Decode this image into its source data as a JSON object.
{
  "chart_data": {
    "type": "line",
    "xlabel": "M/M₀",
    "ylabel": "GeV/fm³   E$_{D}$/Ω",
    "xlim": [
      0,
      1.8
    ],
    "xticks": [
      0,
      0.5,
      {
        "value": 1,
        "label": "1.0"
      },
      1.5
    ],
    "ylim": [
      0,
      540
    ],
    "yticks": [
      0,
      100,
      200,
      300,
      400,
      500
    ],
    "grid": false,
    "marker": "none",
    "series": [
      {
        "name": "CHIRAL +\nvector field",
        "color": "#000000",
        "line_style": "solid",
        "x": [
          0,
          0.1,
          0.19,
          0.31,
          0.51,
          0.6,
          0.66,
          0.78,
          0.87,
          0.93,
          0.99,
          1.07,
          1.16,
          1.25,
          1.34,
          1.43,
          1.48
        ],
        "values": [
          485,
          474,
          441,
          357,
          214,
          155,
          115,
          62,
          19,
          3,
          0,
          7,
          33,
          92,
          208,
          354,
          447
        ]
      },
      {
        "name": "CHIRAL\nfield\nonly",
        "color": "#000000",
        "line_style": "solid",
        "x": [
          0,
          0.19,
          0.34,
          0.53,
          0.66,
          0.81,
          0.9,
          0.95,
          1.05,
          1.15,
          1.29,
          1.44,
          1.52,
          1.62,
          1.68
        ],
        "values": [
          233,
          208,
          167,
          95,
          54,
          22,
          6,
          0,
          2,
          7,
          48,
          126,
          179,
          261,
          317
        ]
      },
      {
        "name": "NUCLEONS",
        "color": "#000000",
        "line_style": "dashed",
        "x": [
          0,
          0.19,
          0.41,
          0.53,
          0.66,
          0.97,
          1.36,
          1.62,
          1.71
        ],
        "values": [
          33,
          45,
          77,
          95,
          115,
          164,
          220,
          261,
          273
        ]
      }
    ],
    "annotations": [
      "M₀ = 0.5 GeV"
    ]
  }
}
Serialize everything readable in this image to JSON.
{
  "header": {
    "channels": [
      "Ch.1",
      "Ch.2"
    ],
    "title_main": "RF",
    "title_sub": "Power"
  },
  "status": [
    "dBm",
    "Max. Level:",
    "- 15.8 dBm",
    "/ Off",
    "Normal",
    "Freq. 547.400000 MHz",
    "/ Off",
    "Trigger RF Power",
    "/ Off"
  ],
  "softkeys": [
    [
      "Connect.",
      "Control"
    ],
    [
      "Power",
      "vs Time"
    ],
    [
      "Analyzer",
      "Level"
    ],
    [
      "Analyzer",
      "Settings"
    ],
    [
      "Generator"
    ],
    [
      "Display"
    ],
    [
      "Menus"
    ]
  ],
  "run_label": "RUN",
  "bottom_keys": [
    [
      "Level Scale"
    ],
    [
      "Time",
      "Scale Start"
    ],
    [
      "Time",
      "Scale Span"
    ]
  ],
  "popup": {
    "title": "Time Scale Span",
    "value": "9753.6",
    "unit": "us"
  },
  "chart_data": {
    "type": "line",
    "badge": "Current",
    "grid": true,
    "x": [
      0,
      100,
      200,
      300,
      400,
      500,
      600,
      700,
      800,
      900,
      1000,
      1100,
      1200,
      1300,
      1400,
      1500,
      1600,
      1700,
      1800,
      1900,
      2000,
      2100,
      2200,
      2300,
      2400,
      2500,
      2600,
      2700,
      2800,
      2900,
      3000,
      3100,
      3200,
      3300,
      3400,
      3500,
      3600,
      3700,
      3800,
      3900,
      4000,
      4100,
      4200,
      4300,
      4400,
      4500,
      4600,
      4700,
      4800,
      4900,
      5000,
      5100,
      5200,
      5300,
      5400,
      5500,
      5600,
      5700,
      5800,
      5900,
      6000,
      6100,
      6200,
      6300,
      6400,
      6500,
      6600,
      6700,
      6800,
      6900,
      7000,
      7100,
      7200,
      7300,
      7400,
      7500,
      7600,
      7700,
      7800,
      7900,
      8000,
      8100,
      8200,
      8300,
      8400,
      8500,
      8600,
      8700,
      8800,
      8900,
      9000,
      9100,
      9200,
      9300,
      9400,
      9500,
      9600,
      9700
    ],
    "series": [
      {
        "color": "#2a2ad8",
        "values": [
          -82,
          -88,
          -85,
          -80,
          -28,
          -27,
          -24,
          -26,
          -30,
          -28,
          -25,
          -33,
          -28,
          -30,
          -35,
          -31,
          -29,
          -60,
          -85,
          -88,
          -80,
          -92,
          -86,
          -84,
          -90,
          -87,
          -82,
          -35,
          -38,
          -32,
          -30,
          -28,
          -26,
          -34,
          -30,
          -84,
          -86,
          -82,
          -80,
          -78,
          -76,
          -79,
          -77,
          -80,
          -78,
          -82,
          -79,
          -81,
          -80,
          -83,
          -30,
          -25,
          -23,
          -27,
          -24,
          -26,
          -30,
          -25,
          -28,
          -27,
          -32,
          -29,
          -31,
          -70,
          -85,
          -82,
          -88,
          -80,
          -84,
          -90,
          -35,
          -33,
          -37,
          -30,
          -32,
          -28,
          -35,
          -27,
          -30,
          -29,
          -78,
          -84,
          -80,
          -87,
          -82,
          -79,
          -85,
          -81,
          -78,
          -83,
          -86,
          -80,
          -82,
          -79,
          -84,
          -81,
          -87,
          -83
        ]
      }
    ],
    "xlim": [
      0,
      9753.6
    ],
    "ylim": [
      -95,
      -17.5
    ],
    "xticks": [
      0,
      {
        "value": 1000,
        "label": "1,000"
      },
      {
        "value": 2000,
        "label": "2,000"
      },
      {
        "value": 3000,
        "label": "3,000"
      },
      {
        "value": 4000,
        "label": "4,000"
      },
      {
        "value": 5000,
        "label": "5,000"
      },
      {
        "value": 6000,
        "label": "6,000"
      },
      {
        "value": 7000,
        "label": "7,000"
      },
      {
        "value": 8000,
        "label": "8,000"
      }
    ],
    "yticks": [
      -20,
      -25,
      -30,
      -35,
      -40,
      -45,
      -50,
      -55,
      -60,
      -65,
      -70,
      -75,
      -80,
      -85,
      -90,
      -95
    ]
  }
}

____

_Work to complete_
Write out every entry again exactly, please, with nothing missing.

_Answer to the problem_
Decode this image into its source data as a JSON object.
{
  "chart_data": {
    "type": "line",
    "xlabel": "M/M₀",
    "ylabel": "GeV/fm³   E$_{D}$/Ω",
    "xlim": [
      0,
      1.8
    ],
    "xticks": [
      0,
      0.5,
      {
        "value": 1,
        "label": "1.0"
      },
      1.5
    ],
    "ylim": [
      0,
      540
    ],
    "yticks": [
      0,
      100,
      200,
      300,
      400,
      500
    ],
    "grid": false,
    "marker": "none",
    "series": [
      {
        "name": "CHIRAL +\nvector field",
        "color": "#000000",
        "line_style": "solid",
        "x": [
          0,
          0.1,
          0.19,
          0.31,
          0.51,
          0.6,
          0.66,
          0.78,
          0.87,
          0.93,
          0.99,
          1.07,
          1.16,
          1.25,
          1.34,
          1.43,
          1.48
        ],
        "values": [
          485,
          474,
          441,
          357,
          214,
          155,
          115,
          62,
          19,
          3,
          0,
          7,
          33,
          92,
          208,
          354,
          447
        ]
      },
      {
        "name": "CHIRAL\nfield\nonly",
        "color": "#000000",
        "line_style": "solid",
        "x": [
          0,
          0.19,
          0.34,
          0.53,
          0.66,
          0.81,
          0.9,
          0.95,
          1.05,
          1.15,
          1.29,
          1.44,
          1.52,
          1.62,
          1.68
        ],
        "values": [
          233,
          208,
          167,
          95,
          54,
          22,
          6,
          0,
          2,
          7,
          48,
          126,
          179,
          261,
          317
        ]
      },
      {
        "name": "NUCLEONS",
        "color": "#000000",
        "line_style": "dashed",
        "x": [
          0,
          0.19,
          0.41,
          0.53,
          0.66,
          0.97,
          1.36,
          1.62,
          1.71
        ],
        "values": [
          33,
          45,
          77,
          95,
          115,
          164,
          220,
          261,
          273
        ]
      }
    ],
    "annotations": [
      "M₀ = 0.5 GeV"
    ]
  }
}
Serialize everything readable in this image to JSON.
{
  "header": {
    "channels": [
      "Ch.1",
      "Ch.2"
    ],
    "title_main": "RF",
    "title_sub": "Power"
  },
  "status": [
    "dBm",
    "Max. Level:",
    "- 15.8 dBm",
    "/ Off",
    "Normal",
    "Freq. 547.400000 MHz",
    "/ Off",
    "Trigger RF Power",
    "/ Off"
  ],
  "softkeys": [
    [
      "Connect.",
      "Control"
    ],
    [
      "Power",
      "vs Time"
    ],
    [
      "Analyzer",
      "Level"
    ],
    [
      "Analyzer",
      "Settings"
    ],
    [
      "Generator"
    ],
    [
      "Display"
    ],
    [
      "Menus"
    ]
  ],
  "run_label": "RUN",
  "bottom_keys": [
    [
      "Level Scale"
    ],
    [
      "Time",
      "Scale Start"
    ],
    [
      "Time",
      "Scale Span"
    ]
  ],
  "popup": {
    "title": "Time Scale Span",
    "value": "9753.6",
    "unit": "us"
  },
  "chart_data": {
    "type": "line",
    "badge": "Current",
    "grid": true,
    "x": [
      0,
      100,
      200,
      300,
      400,
      500,
      600,
      700,
      800,
      900,
      1000,
      1100,
      1200,
      1300,
      1400,
      1500,
      1600,
      1700,
      1800,
      1900,
      2000,
      2100,
      2200,
      2300,
      2400,
      2500,
      2600,
      2700,
      2800,
      2900,
      3000,
      3100,
      3200,
      3300,
      3400,
      3500,
      3600,
      3700,
      3800,
      3900,
      4000,
      4100,
      4200,
      4300,
      4400,
      4500,
      4600,
      4700,
      4800,
      4900,
      5000,
      5100,
      5200,
      5300,
      5400,
      5500,
      5600,
      5700,
      5800,
      5900,
      6000,
      6100,
      6200,
      6300,
      6400,
      6500,
      6600,
      6700,
      6800,
      6900,
      7000,
      7100,
      7200,
      7300,
      7400,
      7500,
      7600,
      7700,
      7800,
      7900,
      8000,
      8100,
      8200,
      8300,
      8400,
      8500,
      8600,
      8700,
      8800,
      8900,
      9000,
      9100,
      9200,
      9300,
      9400,
      9500,
      9600,
      9700
    ],
    "series": [
      {
        "color": "#2a2ad8",
        "values": [
          -82,
          -88,
          -85,
          -80,
          -28,
          -27,
          -24,
          -26,
          -30,
          -28,
          -25,
          -33,
          -28,
          -30,
          -35,
          -31,
          -29,
          -60,
          -85,
          -88,
          -80,
          -92,
          -86,
          -84,
          -90,
          -87,
          -82,
          -35,
          -38,
          -32,
          -30,
          -28,
          -26,
          -34,
          -30,
          -84,
          -86,
          -82,
          -80,
          -78,
          -76,
          -79,
          -77,
          -80,
          -78,
          -82,
          -79,
          -81,
          -80,
          -83,
          -30,
          -25,
          -23,
          -27,
          -24,
          -26,
          -30,
          -25,
          -28,
          -27,
          -32,
          -29,
          -31,
          -70,
          -85,
          -82,
          -88,
          -80,
          -84,
          -90,
          -35,
          -33,
          -37,
          -30,
          -32,
          -28,
          -35,
          -27,
          -30,
          -29,
          -78,
          -84,
          -80,
          -87,
          -82,
          -79,
          -85,
          -81,
          -78,
          -83,
          -86,
          -80,
          -82,
          -79,
          -84,
          -81,
          -87,
          -83
        ]
      }
    ],
    "xlim": [
      0,
      9753.6
    ],
    "ylim": [
      -95,
      -17.5
    ],
    "xticks": [
      0,
      {
        "value": 1000,
        "label": "1,000"
      },
      {
        "value": 2000,
        "label": "2,000"
      },
      {
        "value": 3000,
        "label": "3,000"
      },
      {
        "value": 4000,
        "label": "4,000"
      },
      {
        "value": 5000,
        "label": "5,000"
      },
      {
        "value": 6000,
        "label": "6,000"
      },
      {
        "value": 7000,
        "label": "7,000"
      },
      {
        "value": 8000,
        "label": "8,000"
      }
    ],
    "yticks": [
      -20,
      -25,
      -30,
      -35,
      -40,
      -45,
      -50,
      -55,
      -60,
      -65,
      -70,
      -75,
      -80,
      -85,
      -90,
      -95
    ]
  }
}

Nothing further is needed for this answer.